Short task
Gather all lines with the word "CASH" in them.

[Saved data entries]
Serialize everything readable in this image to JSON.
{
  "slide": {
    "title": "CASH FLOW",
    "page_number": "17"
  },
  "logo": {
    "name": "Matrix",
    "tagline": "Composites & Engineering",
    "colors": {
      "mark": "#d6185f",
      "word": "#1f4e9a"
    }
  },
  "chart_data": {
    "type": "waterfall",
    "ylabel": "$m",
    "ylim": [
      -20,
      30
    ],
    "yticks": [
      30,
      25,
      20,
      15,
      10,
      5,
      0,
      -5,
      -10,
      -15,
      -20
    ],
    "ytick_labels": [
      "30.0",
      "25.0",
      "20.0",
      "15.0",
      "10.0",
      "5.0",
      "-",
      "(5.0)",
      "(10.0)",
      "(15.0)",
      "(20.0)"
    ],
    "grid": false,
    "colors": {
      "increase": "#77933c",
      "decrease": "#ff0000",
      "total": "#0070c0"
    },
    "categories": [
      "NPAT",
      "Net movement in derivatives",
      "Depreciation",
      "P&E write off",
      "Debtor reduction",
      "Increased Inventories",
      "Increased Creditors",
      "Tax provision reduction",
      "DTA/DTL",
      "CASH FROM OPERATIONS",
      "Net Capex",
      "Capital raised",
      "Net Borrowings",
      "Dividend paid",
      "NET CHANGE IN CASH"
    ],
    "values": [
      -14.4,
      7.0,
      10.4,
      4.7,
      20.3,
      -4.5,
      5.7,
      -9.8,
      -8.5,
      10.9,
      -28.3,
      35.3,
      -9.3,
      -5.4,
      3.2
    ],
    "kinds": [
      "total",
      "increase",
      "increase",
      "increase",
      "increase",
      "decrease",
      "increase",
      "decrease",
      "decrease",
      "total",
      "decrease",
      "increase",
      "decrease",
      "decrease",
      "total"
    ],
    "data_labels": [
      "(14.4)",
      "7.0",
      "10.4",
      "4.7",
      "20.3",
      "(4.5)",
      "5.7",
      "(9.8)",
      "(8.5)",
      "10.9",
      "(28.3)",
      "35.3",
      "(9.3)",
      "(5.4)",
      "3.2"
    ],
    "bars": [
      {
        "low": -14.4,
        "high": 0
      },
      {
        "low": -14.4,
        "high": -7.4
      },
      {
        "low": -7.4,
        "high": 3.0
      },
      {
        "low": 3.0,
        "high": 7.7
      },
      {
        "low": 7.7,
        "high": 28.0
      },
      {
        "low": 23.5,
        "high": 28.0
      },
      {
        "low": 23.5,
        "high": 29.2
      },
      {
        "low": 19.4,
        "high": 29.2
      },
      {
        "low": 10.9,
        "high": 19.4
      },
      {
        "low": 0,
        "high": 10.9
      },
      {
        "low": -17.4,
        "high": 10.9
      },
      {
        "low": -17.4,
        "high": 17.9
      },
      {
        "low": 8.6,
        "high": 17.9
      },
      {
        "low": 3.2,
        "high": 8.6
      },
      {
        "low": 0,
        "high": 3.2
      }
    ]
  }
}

* * *

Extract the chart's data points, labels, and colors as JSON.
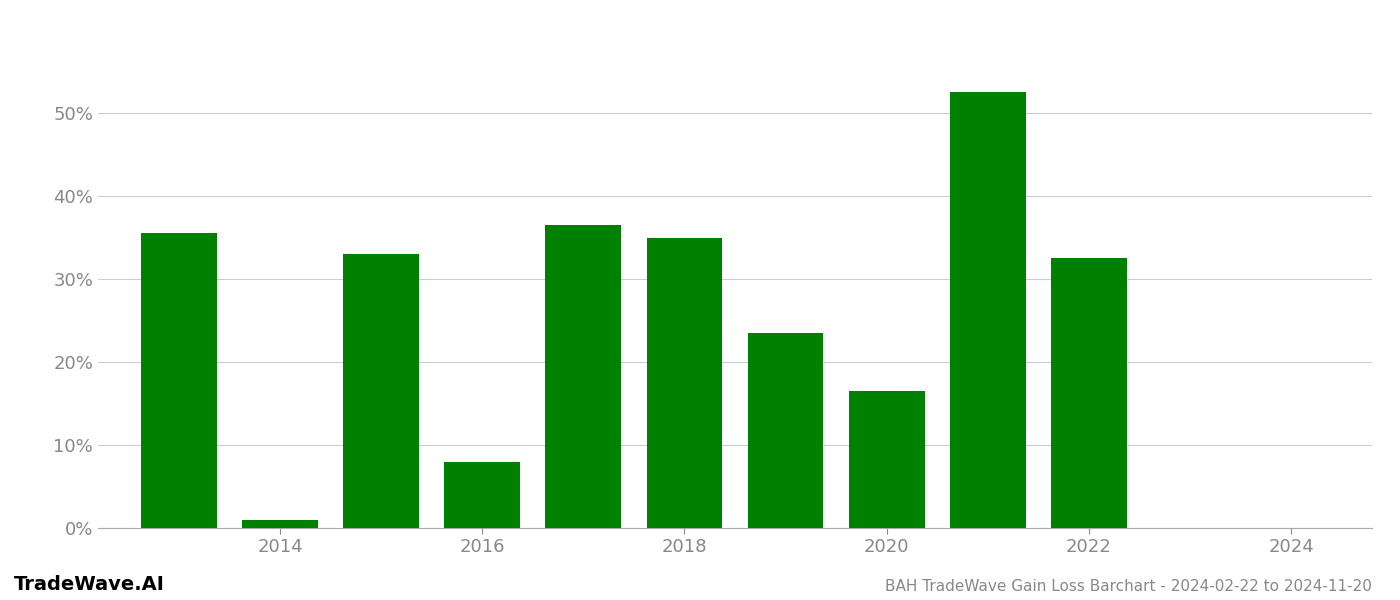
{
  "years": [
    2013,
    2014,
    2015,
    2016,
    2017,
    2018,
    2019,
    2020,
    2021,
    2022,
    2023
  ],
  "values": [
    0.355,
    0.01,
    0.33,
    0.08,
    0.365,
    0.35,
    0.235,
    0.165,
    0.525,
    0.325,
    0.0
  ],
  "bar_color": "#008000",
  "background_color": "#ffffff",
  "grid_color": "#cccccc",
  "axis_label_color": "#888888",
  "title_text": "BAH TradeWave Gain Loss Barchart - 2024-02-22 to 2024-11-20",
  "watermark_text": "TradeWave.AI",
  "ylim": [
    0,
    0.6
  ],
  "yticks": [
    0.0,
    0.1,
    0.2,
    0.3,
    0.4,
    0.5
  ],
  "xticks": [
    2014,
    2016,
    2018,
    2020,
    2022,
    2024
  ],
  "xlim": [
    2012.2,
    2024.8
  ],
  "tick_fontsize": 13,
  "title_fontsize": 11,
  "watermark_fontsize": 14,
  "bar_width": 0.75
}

Correct result
    "title": "CASH FLOW",
      "CASH FROM OPERATIONS",
      "NET CHANGE IN CASH"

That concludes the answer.